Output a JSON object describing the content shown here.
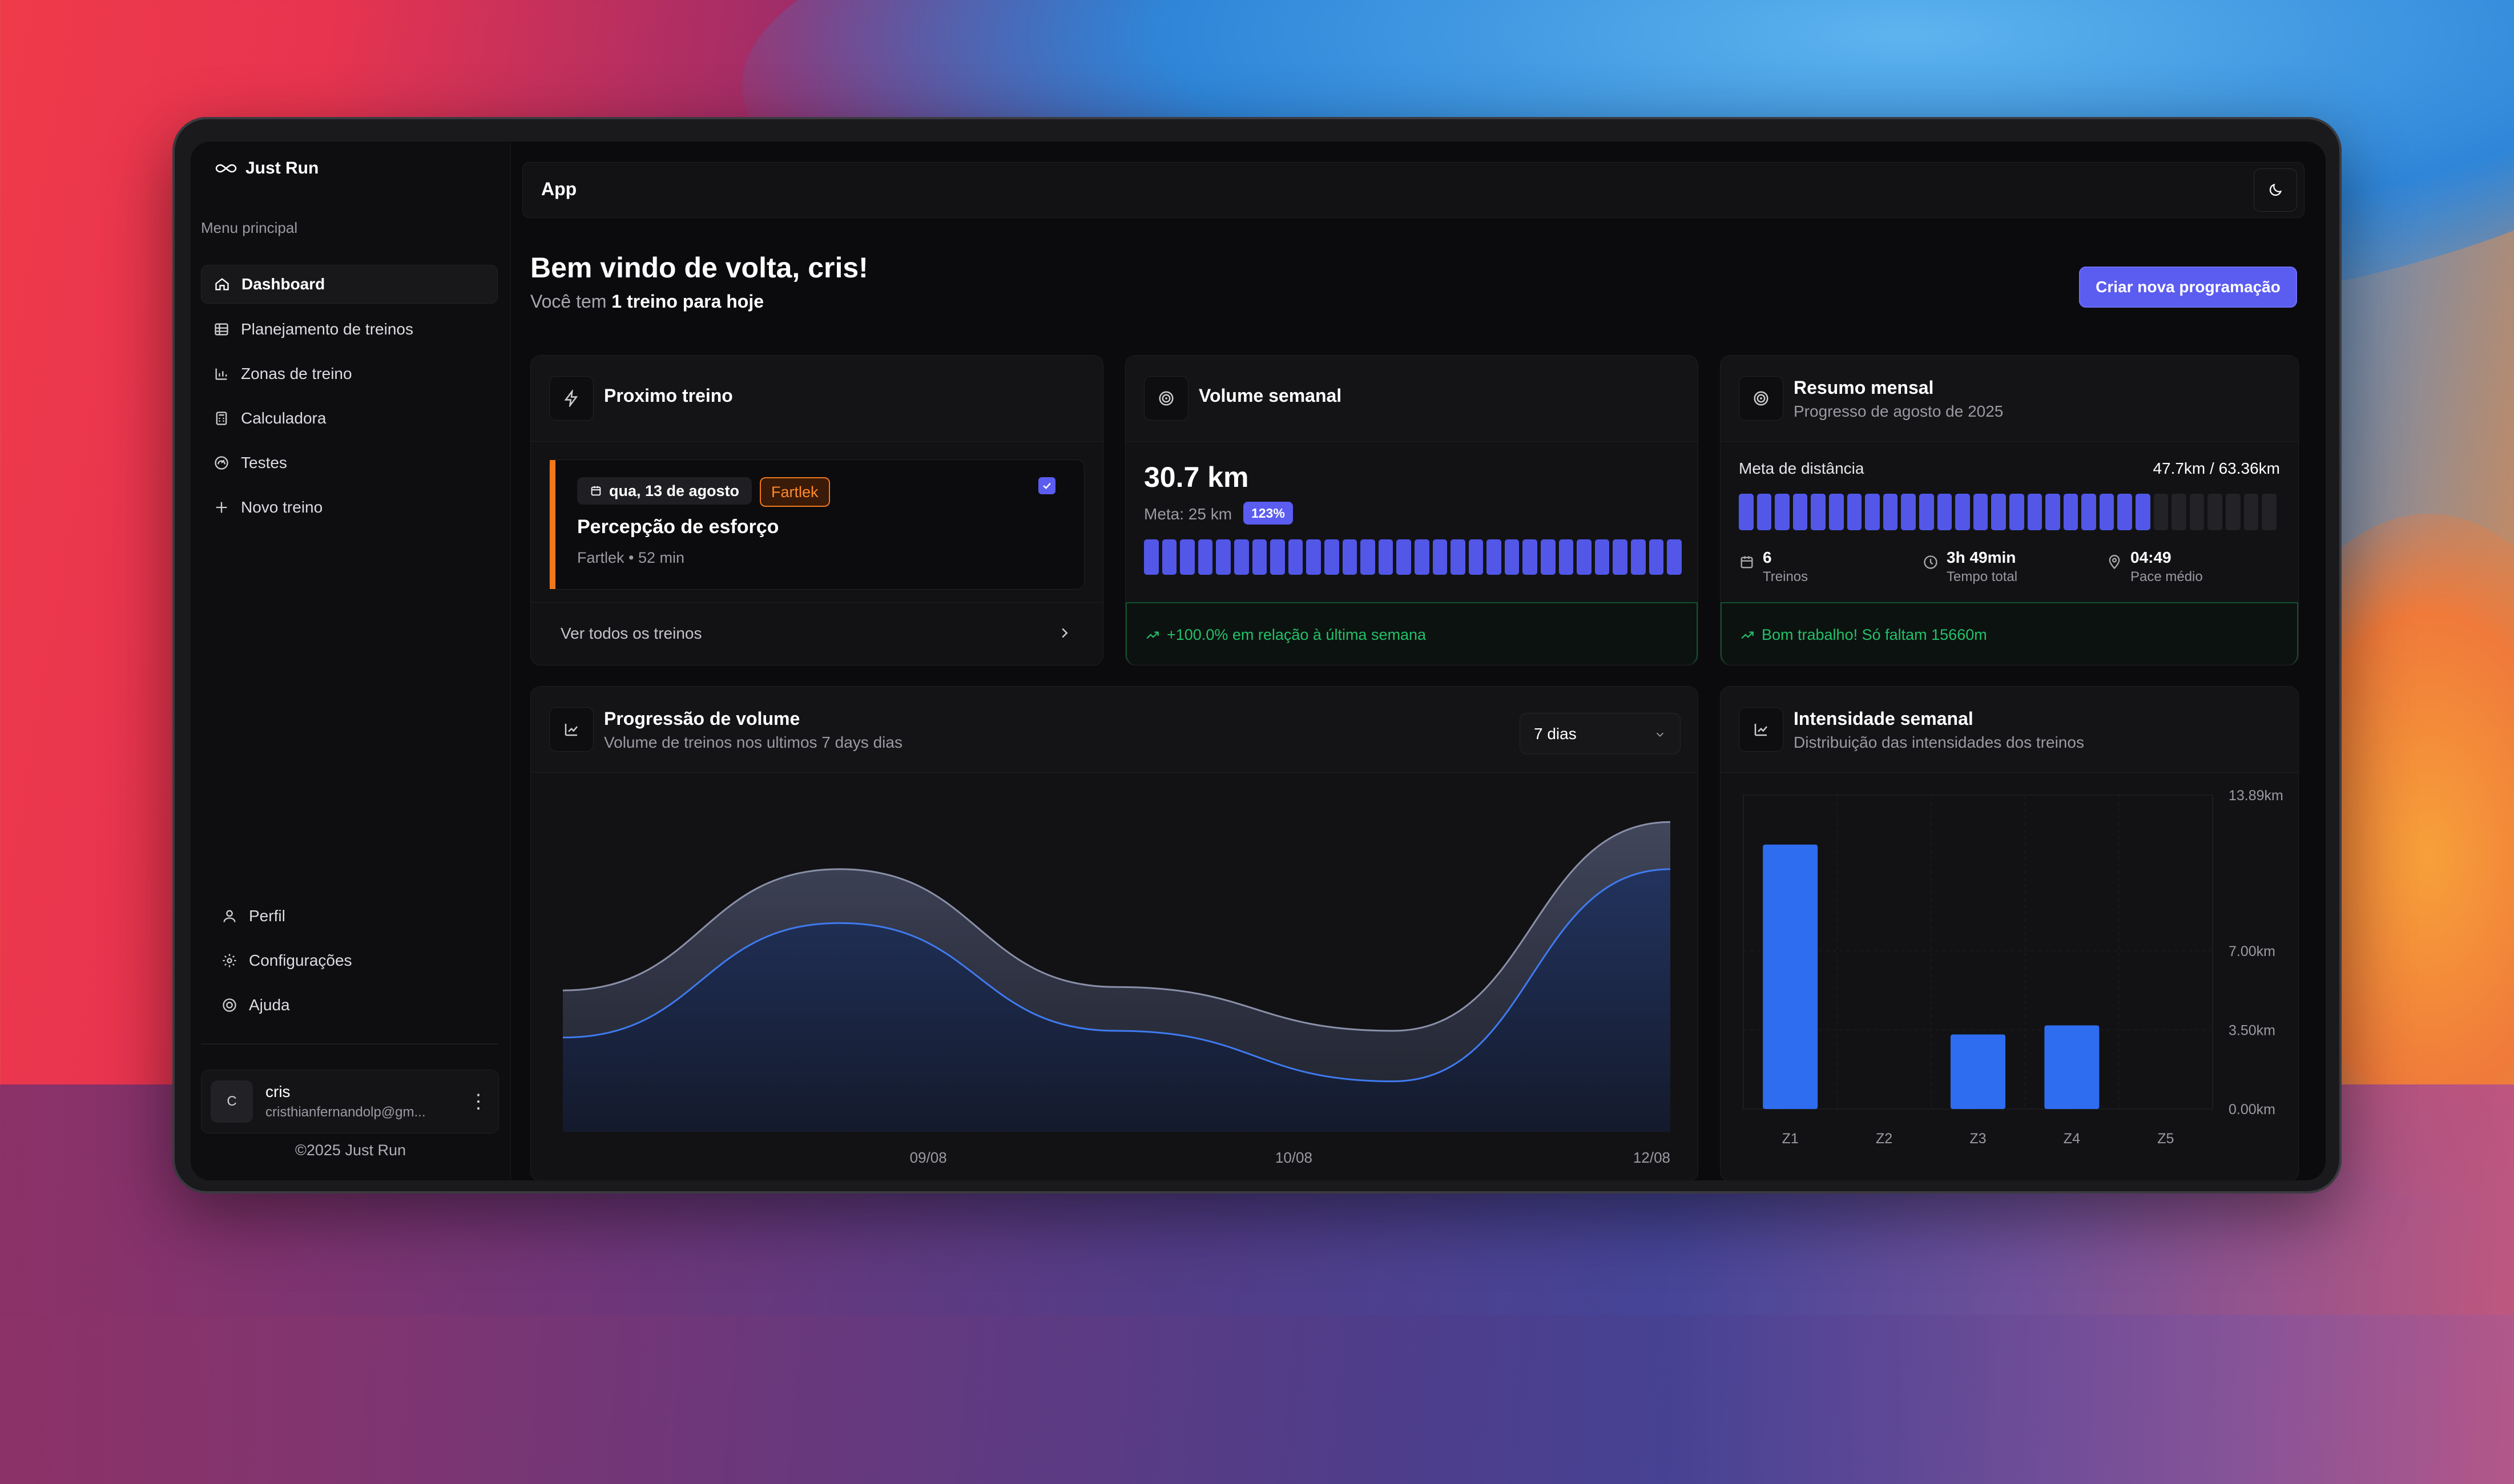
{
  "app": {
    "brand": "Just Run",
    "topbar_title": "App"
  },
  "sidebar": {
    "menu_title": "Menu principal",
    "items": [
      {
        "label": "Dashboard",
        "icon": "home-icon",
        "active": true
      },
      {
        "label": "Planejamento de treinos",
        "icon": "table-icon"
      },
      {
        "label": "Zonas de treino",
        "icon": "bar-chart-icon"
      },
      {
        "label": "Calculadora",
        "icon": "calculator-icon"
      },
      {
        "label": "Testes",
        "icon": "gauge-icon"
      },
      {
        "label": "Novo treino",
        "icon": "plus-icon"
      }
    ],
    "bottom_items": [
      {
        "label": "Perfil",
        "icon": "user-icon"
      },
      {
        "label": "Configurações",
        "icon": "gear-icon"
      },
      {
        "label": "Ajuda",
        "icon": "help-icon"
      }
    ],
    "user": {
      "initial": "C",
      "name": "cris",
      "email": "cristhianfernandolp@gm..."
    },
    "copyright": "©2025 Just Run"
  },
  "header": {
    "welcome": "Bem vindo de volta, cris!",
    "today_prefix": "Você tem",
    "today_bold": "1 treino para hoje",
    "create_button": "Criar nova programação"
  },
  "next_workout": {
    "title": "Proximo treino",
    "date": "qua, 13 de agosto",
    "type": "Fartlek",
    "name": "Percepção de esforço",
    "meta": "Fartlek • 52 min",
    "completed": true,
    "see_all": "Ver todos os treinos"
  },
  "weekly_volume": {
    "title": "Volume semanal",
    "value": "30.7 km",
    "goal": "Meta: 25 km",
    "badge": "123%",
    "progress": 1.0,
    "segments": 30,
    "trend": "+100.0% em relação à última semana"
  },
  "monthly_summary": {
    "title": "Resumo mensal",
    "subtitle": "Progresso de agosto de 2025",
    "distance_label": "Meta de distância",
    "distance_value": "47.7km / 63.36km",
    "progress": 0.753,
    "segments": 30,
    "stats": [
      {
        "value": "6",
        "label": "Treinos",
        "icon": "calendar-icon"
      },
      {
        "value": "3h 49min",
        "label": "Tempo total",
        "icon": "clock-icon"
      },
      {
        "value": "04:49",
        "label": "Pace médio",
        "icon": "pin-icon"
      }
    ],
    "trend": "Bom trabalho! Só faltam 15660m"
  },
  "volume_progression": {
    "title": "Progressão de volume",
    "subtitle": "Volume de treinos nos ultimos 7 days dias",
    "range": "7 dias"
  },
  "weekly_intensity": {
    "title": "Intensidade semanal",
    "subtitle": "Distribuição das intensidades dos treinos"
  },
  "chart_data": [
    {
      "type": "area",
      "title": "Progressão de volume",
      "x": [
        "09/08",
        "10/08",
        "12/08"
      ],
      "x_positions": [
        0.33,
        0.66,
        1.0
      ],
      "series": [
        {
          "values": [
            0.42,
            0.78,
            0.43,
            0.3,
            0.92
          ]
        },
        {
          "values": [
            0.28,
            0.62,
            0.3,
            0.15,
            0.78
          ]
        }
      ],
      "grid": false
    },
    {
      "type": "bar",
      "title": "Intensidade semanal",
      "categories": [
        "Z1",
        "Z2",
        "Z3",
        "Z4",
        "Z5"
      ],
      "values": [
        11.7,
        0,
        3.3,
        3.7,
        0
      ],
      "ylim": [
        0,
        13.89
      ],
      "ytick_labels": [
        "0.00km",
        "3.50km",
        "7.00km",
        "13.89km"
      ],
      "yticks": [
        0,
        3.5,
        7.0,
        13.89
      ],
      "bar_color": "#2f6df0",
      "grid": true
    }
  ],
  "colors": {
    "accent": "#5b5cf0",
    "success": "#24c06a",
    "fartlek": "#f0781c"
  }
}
────────────────
* _What is asked_
Write the entries above out again exactly, but not the pictures.

* _Exercise response_
Output a JSON object describing the content shown here.
{
  "app": {
    "brand": "Just Run",
    "topbar_title": "App"
  },
  "sidebar": {
    "menu_title": "Menu principal",
    "items": [
      {
        "label": "Dashboard",
        "icon": "home-icon",
        "active": true
      },
      {
        "label": "Planejamento de treinos",
        "icon": "table-icon"
      },
      {
        "label": "Zonas de treino",
        "icon": "bar-chart-icon"
      },
      {
        "label": "Calculadora",
        "icon": "calculator-icon"
      },
      {
        "label": "Testes",
        "icon": "gauge-icon"
      },
      {
        "label": "Novo treino",
        "icon": "plus-icon"
      }
    ],
    "bottom_items": [
      {
        "label": "Perfil",
        "icon": "user-icon"
      },
      {
        "label": "Configurações",
        "icon": "gear-icon"
      },
      {
        "label": "Ajuda",
        "icon": "help-icon"
      }
    ],
    "user": {
      "initial": "C",
      "name": "cris",
      "email": "cristhianfernandolp@gm..."
    },
    "copyright": "©2025 Just Run"
  },
  "header": {
    "welcome": "Bem vindo de volta, cris!",
    "today_prefix": "Você tem",
    "today_bold": "1 treino para hoje",
    "create_button": "Criar nova programação"
  },
  "next_workout": {
    "title": "Proximo treino",
    "date": "qua, 13 de agosto",
    "type": "Fartlek",
    "name": "Percepção de esforço",
    "meta": "Fartlek • 52 min",
    "completed": true,
    "see_all": "Ver todos os treinos"
  },
  "weekly_volume": {
    "title": "Volume semanal",
    "value": "30.7 km",
    "goal": "Meta: 25 km",
    "badge": "123%",
    "progress": 1.0,
    "segments": 30,
    "trend": "+100.0% em relação à última semana"
  },
  "monthly_summary": {
    "title": "Resumo mensal",
    "subtitle": "Progresso de agosto de 2025",
    "distance_label": "Meta de distância",
    "distance_value": "47.7km / 63.36km",
    "progress": 0.753,
    "segments": 30,
    "stats": [
      {
        "value": "6",
        "label": "Treinos",
        "icon": "calendar-icon"
      },
      {
        "value": "3h 49min",
        "label": "Tempo total",
        "icon": "clock-icon"
      },
      {
        "value": "04:49",
        "label": "Pace médio",
        "icon": "pin-icon"
      }
    ],
    "trend": "Bom trabalho! Só faltam 15660m"
  },
  "volume_progression": {
    "title": "Progressão de volume",
    "subtitle": "Volume de treinos nos ultimos 7 days dias",
    "range": "7 dias"
  },
  "weekly_intensity": {
    "title": "Intensidade semanal",
    "subtitle": "Distribuição das intensidades dos treinos"
  },
  "chart_data": [
    {
      "type": "area",
      "title": "Progressão de volume",
      "x": [
        "09/08",
        "10/08",
        "12/08"
      ],
      "x_positions": [
        0.33,
        0.66,
        1.0
      ],
      "series": [
        {
          "values": [
            0.42,
            0.78,
            0.43,
            0.3,
            0.92
          ]
        },
        {
          "values": [
            0.28,
            0.62,
            0.3,
            0.15,
            0.78
          ]
        }
      ],
      "grid": false
    },
    {
      "type": "bar",
      "title": "Intensidade semanal",
      "categories": [
        "Z1",
        "Z2",
        "Z3",
        "Z4",
        "Z5"
      ],
      "values": [
        11.7,
        0,
        3.3,
        3.7,
        0
      ],
      "ylim": [
        0,
        13.89
      ],
      "ytick_labels": [
        "0.00km",
        "3.50km",
        "7.00km",
        "13.89km"
      ],
      "yticks": [
        0,
        3.5,
        7.0,
        13.89
      ],
      "bar_color": "#2f6df0",
      "grid": true
    }
  ],
  "colors": {
    "accent": "#5b5cf0",
    "success": "#24c06a",
    "fartlek": "#f0781c"
  }
}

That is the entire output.